[MATERIAL SUPPLIED]
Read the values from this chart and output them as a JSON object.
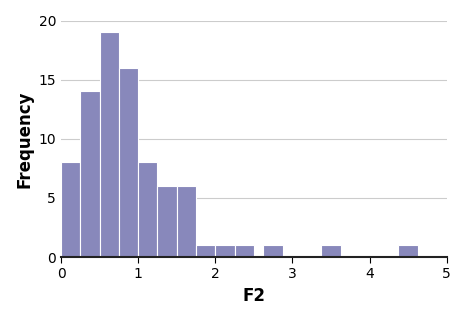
{
  "bar_lefts": [
    0.0,
    0.25,
    0.5,
    0.75,
    1.0,
    1.25,
    1.5,
    1.75,
    2.0,
    2.25,
    2.625,
    3.375,
    4.375
  ],
  "bar_heights": [
    8,
    14,
    19,
    16,
    8,
    6,
    6,
    1,
    1,
    1,
    1,
    1,
    1
  ],
  "bar_width": 0.25,
  "bar_color": "#8888bb",
  "bar_edge_color": "#ffffff",
  "bar_linewidth": 0.8,
  "xlabel": "F2",
  "ylabel": "Frequency",
  "xlim": [
    0,
    5
  ],
  "ylim": [
    0,
    20
  ],
  "xticks": [
    0,
    1,
    2,
    3,
    4,
    5
  ],
  "yticks": [
    0,
    5,
    10,
    15,
    20
  ],
  "grid_color": "#cccccc",
  "grid_linewidth": 0.8,
  "background_color": "#ffffff",
  "xlabel_fontsize": 12,
  "ylabel_fontsize": 12,
  "tick_fontsize": 10
}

[THE REQUEST]
Transcribe every entry word for word, but skip the pictures.

[ANSWER IN FULL]
Read the values from this chart and output them as a JSON object.
{
  "bar_lefts": [
    0.0,
    0.25,
    0.5,
    0.75,
    1.0,
    1.25,
    1.5,
    1.75,
    2.0,
    2.25,
    2.625,
    3.375,
    4.375
  ],
  "bar_heights": [
    8,
    14,
    19,
    16,
    8,
    6,
    6,
    1,
    1,
    1,
    1,
    1,
    1
  ],
  "bar_width": 0.25,
  "bar_color": "#8888bb",
  "bar_edge_color": "#ffffff",
  "bar_linewidth": 0.8,
  "xlabel": "F2",
  "ylabel": "Frequency",
  "xlim": [
    0,
    5
  ],
  "ylim": [
    0,
    20
  ],
  "xticks": [
    0,
    1,
    2,
    3,
    4,
    5
  ],
  "yticks": [
    0,
    5,
    10,
    15,
    20
  ],
  "grid_color": "#cccccc",
  "grid_linewidth": 0.8,
  "background_color": "#ffffff",
  "xlabel_fontsize": 12,
  "ylabel_fontsize": 12,
  "tick_fontsize": 10
}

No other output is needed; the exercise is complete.